**** Dataset records
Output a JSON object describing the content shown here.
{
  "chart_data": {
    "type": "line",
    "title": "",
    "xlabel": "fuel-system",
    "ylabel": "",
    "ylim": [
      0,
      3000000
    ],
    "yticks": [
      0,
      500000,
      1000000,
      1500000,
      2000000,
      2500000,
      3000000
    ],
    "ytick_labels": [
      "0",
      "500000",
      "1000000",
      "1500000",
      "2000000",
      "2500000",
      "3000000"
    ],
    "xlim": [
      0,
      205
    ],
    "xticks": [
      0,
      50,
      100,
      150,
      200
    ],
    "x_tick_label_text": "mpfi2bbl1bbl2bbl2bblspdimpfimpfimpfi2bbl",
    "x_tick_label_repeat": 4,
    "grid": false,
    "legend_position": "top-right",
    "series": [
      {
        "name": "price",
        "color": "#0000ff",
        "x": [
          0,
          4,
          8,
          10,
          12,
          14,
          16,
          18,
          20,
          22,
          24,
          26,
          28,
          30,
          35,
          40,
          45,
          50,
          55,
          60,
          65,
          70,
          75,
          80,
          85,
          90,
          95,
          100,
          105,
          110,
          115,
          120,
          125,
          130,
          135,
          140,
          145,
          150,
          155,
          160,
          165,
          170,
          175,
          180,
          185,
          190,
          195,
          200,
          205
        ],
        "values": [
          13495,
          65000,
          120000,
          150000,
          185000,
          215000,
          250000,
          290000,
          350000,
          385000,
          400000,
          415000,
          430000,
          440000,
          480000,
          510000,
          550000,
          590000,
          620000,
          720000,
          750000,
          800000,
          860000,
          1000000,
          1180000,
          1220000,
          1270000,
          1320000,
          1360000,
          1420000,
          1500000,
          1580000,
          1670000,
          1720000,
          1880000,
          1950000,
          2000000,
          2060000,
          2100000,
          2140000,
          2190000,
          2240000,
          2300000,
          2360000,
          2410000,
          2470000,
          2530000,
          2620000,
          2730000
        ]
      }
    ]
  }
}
********
What the exercise asks: Repeat every record, exactly as written.

Answer to this problem:
Output a JSON object describing the content shown here.
{
  "chart_data": {
    "type": "line",
    "title": "",
    "xlabel": "fuel-system",
    "ylabel": "",
    "ylim": [
      0,
      3000000
    ],
    "yticks": [
      0,
      500000,
      1000000,
      1500000,
      2000000,
      2500000,
      3000000
    ],
    "ytick_labels": [
      "0",
      "500000",
      "1000000",
      "1500000",
      "2000000",
      "2500000",
      "3000000"
    ],
    "xlim": [
      0,
      205
    ],
    "xticks": [
      0,
      50,
      100,
      150,
      200
    ],
    "x_tick_label_text": "mpfi2bbl1bbl2bbl2bblspdimpfimpfimpfi2bbl",
    "x_tick_label_repeat": 4,
    "grid": false,
    "legend_position": "top-right",
    "series": [
      {
        "name": "price",
        "color": "#0000ff",
        "x": [
          0,
          4,
          8,
          10,
          12,
          14,
          16,
          18,
          20,
          22,
          24,
          26,
          28,
          30,
          35,
          40,
          45,
          50,
          55,
          60,
          65,
          70,
          75,
          80,
          85,
          90,
          95,
          100,
          105,
          110,
          115,
          120,
          125,
          130,
          135,
          140,
          145,
          150,
          155,
          160,
          165,
          170,
          175,
          180,
          185,
          190,
          195,
          200,
          205
        ],
        "values": [
          13495,
          65000,
          120000,
          150000,
          185000,
          215000,
          250000,
          290000,
          350000,
          385000,
          400000,
          415000,
          430000,
          440000,
          480000,
          510000,
          550000,
          590000,
          620000,
          720000,
          750000,
          800000,
          860000,
          1000000,
          1180000,
          1220000,
          1270000,
          1320000,
          1360000,
          1420000,
          1500000,
          1580000,
          1670000,
          1720000,
          1880000,
          1950000,
          2000000,
          2060000,
          2100000,
          2140000,
          2190000,
          2240000,
          2300000,
          2360000,
          2410000,
          2470000,
          2530000,
          2620000,
          2730000
        ]
      }
    ]
  }
}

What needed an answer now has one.